■ TO BE DONE
Write out the records word for word, with no pictures.

■ RECORDS SUPPLIED
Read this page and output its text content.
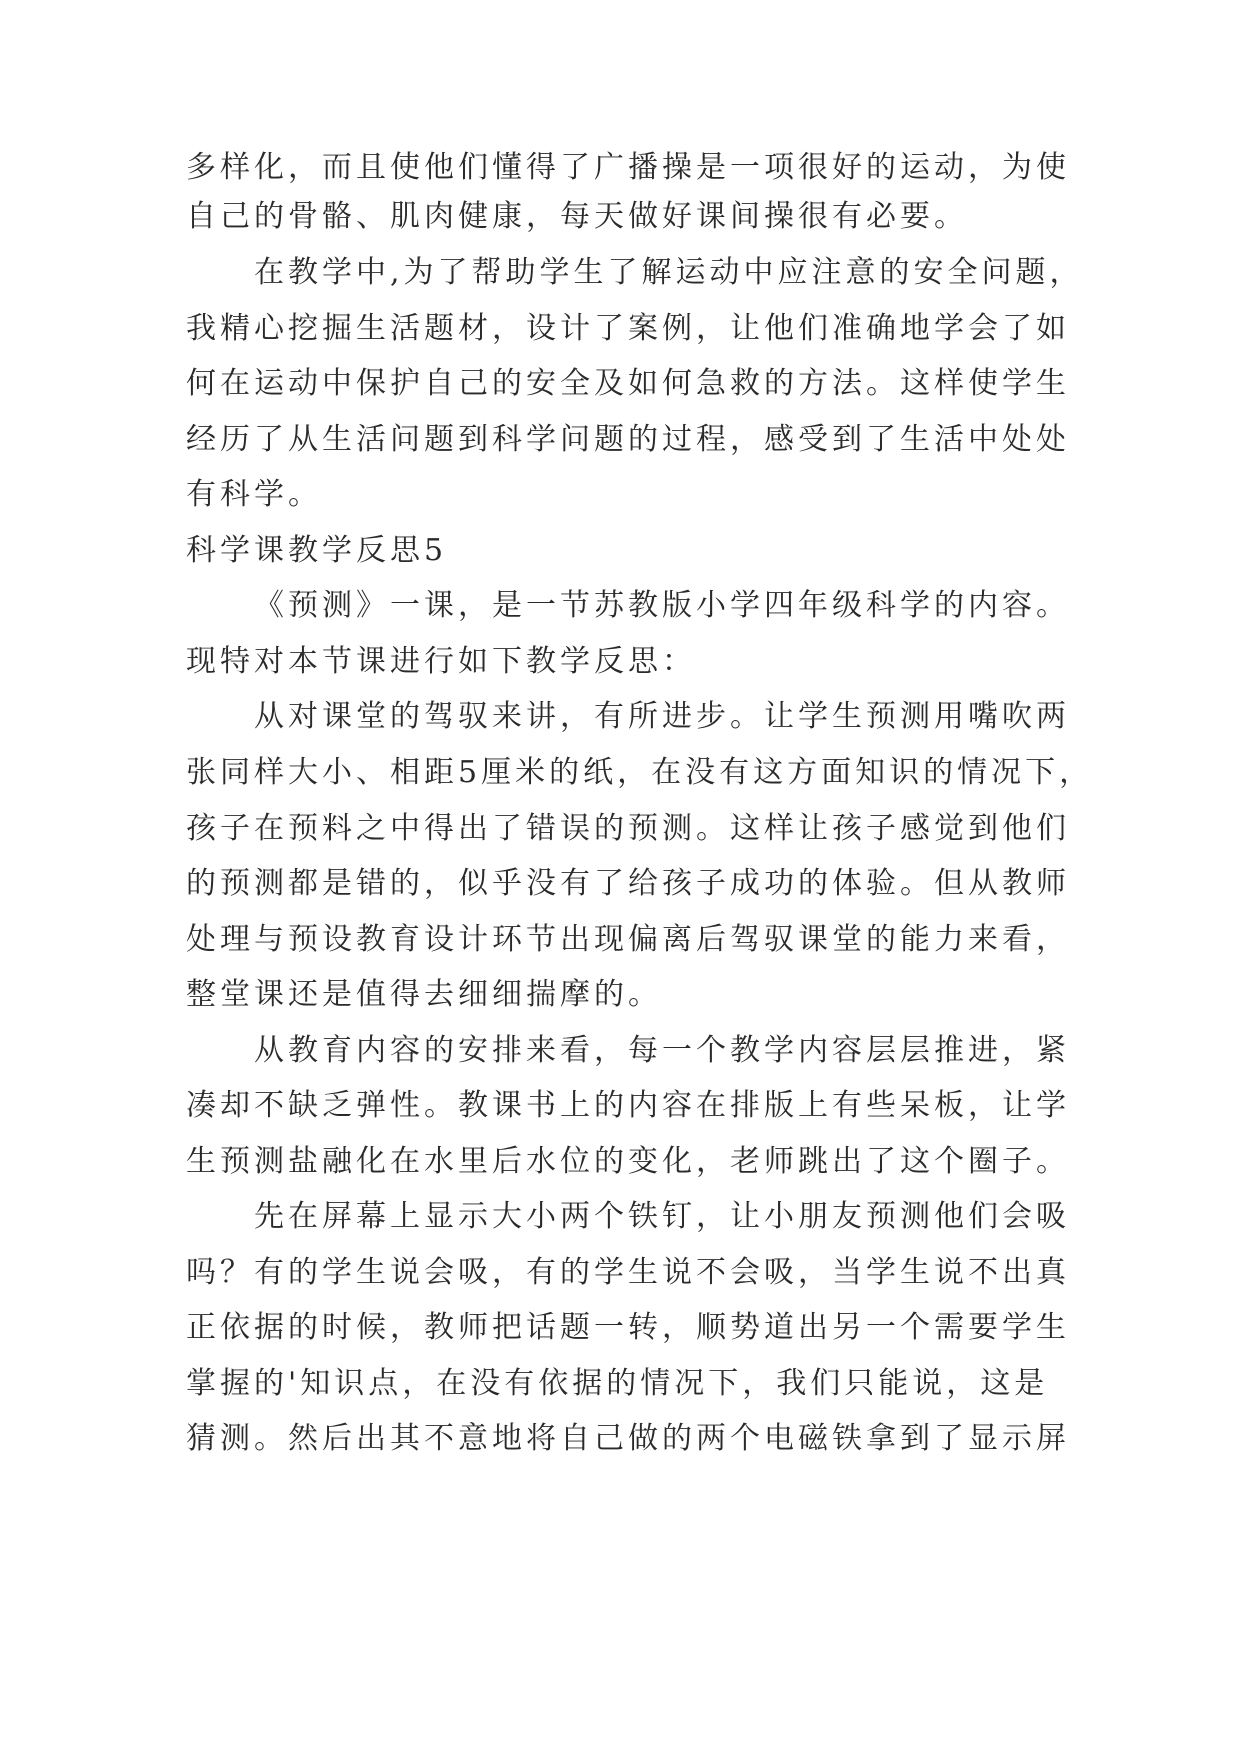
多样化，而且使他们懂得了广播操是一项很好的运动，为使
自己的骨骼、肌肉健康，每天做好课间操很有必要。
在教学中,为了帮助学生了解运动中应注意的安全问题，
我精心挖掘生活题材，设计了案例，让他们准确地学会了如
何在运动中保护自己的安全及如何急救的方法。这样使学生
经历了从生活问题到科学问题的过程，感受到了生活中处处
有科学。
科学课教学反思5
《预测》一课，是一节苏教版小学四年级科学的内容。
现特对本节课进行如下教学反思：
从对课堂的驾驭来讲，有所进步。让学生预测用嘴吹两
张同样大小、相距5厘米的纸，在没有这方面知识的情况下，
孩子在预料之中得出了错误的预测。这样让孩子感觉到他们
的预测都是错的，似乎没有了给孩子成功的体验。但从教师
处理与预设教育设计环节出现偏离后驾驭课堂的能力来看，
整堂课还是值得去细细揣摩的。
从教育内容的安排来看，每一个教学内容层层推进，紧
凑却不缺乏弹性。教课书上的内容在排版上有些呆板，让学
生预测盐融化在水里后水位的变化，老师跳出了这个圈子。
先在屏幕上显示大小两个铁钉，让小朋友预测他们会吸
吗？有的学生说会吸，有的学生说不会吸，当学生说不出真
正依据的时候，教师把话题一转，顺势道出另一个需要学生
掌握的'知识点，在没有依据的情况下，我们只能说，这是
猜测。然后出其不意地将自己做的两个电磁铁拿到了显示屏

■ RESPONSE TO THE TASK
Read this page and output its text content.
多样化，而且使他们懂得了广播操是一项很好的运动，为使
自己的骨骼、肌肉健康，每天做好课间操很有必要。
在教学中,为了帮助学生了解运动中应注意的安全问题，
我精心挖掘生活题材，设计了案例，让他们准确地学会了如
何在运动中保护自己的安全及如何急救的方法。这样使学生
经历了从生活问题到科学问题的过程，感受到了生活中处处
有科学。
科学课教学反思5
《预测》一课，是一节苏教版小学四年级科学的内容。
现特对本节课进行如下教学反思：
从对课堂的驾驭来讲，有所进步。让学生预测用嘴吹两
张同样大小、相距5厘米的纸，在没有这方面知识的情况下，
孩子在预料之中得出了错误的预测。这样让孩子感觉到他们
的预测都是错的，似乎没有了给孩子成功的体验。但从教师
处理与预设教育设计环节出现偏离后驾驭课堂的能力来看，
整堂课还是值得去细细揣摩的。
从教育内容的安排来看，每一个教学内容层层推进，紧
凑却不缺乏弹性。教课书上的内容在排版上有些呆板，让学
生预测盐融化在水里后水位的变化，老师跳出了这个圈子。
先在屏幕上显示大小两个铁钉，让小朋友预测他们会吸
吗？有的学生说会吸，有的学生说不会吸，当学生说不出真
正依据的时候，教师把话题一转，顺势道出另一个需要学生
掌握的'知识点，在没有依据的情况下，我们只能说，这是
猜测。然后出其不意地将自己做的两个电磁铁拿到了显示屏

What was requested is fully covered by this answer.